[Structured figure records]
>> BEGIN

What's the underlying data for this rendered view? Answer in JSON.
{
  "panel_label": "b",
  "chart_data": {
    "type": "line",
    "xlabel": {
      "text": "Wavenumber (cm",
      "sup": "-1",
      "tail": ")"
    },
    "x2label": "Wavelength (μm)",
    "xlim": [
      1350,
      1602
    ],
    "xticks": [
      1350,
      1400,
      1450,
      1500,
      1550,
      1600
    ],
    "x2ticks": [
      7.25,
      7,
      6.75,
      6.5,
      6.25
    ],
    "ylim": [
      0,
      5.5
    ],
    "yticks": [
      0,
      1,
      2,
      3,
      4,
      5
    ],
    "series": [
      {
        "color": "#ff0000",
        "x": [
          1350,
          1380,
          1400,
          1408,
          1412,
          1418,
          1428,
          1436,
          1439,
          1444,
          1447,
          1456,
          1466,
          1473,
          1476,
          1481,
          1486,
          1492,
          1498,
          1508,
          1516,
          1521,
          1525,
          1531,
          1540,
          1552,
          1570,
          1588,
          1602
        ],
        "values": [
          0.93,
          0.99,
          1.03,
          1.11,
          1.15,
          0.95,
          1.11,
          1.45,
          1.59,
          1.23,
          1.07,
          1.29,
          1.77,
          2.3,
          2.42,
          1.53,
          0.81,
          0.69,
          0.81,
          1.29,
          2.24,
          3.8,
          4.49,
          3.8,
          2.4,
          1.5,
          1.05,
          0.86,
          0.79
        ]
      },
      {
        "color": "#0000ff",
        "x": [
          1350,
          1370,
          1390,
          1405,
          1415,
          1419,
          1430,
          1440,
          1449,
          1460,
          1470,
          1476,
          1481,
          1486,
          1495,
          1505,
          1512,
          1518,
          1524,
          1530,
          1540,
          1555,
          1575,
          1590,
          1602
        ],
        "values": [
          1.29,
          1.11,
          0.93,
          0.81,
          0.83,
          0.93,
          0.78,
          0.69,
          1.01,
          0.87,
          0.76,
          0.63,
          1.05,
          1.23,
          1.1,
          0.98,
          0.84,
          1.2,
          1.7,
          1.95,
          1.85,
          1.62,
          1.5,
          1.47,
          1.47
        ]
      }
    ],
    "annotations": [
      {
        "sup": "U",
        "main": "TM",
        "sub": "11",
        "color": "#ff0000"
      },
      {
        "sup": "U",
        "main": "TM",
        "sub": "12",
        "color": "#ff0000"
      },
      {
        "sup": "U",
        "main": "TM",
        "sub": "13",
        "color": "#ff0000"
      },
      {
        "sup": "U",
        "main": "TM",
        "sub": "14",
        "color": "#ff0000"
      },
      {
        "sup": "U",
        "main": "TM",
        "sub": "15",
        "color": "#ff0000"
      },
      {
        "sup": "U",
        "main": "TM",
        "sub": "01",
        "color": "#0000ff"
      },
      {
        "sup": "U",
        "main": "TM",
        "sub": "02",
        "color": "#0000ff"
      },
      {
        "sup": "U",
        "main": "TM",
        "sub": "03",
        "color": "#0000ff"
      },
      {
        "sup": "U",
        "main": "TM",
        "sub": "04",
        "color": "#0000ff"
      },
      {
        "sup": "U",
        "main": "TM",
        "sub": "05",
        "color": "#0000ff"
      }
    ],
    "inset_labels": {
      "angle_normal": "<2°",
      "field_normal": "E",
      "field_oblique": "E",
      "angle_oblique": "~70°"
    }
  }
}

>> END

* [Problem requirements] Extract the full set of entries word for word.

* [The reply]
What's the underlying data for this rendered view? Answer in JSON.
{
  "panel_label": "b",
  "chart_data": {
    "type": "line",
    "xlabel": {
      "text": "Wavenumber (cm",
      "sup": "-1",
      "tail": ")"
    },
    "x2label": "Wavelength (μm)",
    "xlim": [
      1350,
      1602
    ],
    "xticks": [
      1350,
      1400,
      1450,
      1500,
      1550,
      1600
    ],
    "x2ticks": [
      7.25,
      7,
      6.75,
      6.5,
      6.25
    ],
    "ylim": [
      0,
      5.5
    ],
    "yticks": [
      0,
      1,
      2,
      3,
      4,
      5
    ],
    "series": [
      {
        "color": "#ff0000",
        "x": [
          1350,
          1380,
          1400,
          1408,
          1412,
          1418,
          1428,
          1436,
          1439,
          1444,
          1447,
          1456,
          1466,
          1473,
          1476,
          1481,
          1486,
          1492,
          1498,
          1508,
          1516,
          1521,
          1525,
          1531,
          1540,
          1552,
          1570,
          1588,
          1602
        ],
        "values": [
          0.93,
          0.99,
          1.03,
          1.11,
          1.15,
          0.95,
          1.11,
          1.45,
          1.59,
          1.23,
          1.07,
          1.29,
          1.77,
          2.3,
          2.42,
          1.53,
          0.81,
          0.69,
          0.81,
          1.29,
          2.24,
          3.8,
          4.49,
          3.8,
          2.4,
          1.5,
          1.05,
          0.86,
          0.79
        ]
      },
      {
        "color": "#0000ff",
        "x": [
          1350,
          1370,
          1390,
          1405,
          1415,
          1419,
          1430,
          1440,
          1449,
          1460,
          1470,
          1476,
          1481,
          1486,
          1495,
          1505,
          1512,
          1518,
          1524,
          1530,
          1540,
          1555,
          1575,
          1590,
          1602
        ],
        "values": [
          1.29,
          1.11,
          0.93,
          0.81,
          0.83,
          0.93,
          0.78,
          0.69,
          1.01,
          0.87,
          0.76,
          0.63,
          1.05,
          1.23,
          1.1,
          0.98,
          0.84,
          1.2,
          1.7,
          1.95,
          1.85,
          1.62,
          1.5,
          1.47,
          1.47
        ]
      }
    ],
    "annotations": [
      {
        "sup": "U",
        "main": "TM",
        "sub": "11",
        "color": "#ff0000"
      },
      {
        "sup": "U",
        "main": "TM",
        "sub": "12",
        "color": "#ff0000"
      },
      {
        "sup": "U",
        "main": "TM",
        "sub": "13",
        "color": "#ff0000"
      },
      {
        "sup": "U",
        "main": "TM",
        "sub": "14",
        "color": "#ff0000"
      },
      {
        "sup": "U",
        "main": "TM",
        "sub": "15",
        "color": "#ff0000"
      },
      {
        "sup": "U",
        "main": "TM",
        "sub": "01",
        "color": "#0000ff"
      },
      {
        "sup": "U",
        "main": "TM",
        "sub": "02",
        "color": "#0000ff"
      },
      {
        "sup": "U",
        "main": "TM",
        "sub": "03",
        "color": "#0000ff"
      },
      {
        "sup": "U",
        "main": "TM",
        "sub": "04",
        "color": "#0000ff"
      },
      {
        "sup": "U",
        "main": "TM",
        "sub": "05",
        "color": "#0000ff"
      }
    ],
    "inset_labels": {
      "angle_normal": "<2°",
      "field_normal": "E",
      "field_oblique": "E",
      "angle_oblique": "~70°"
    }
  }
}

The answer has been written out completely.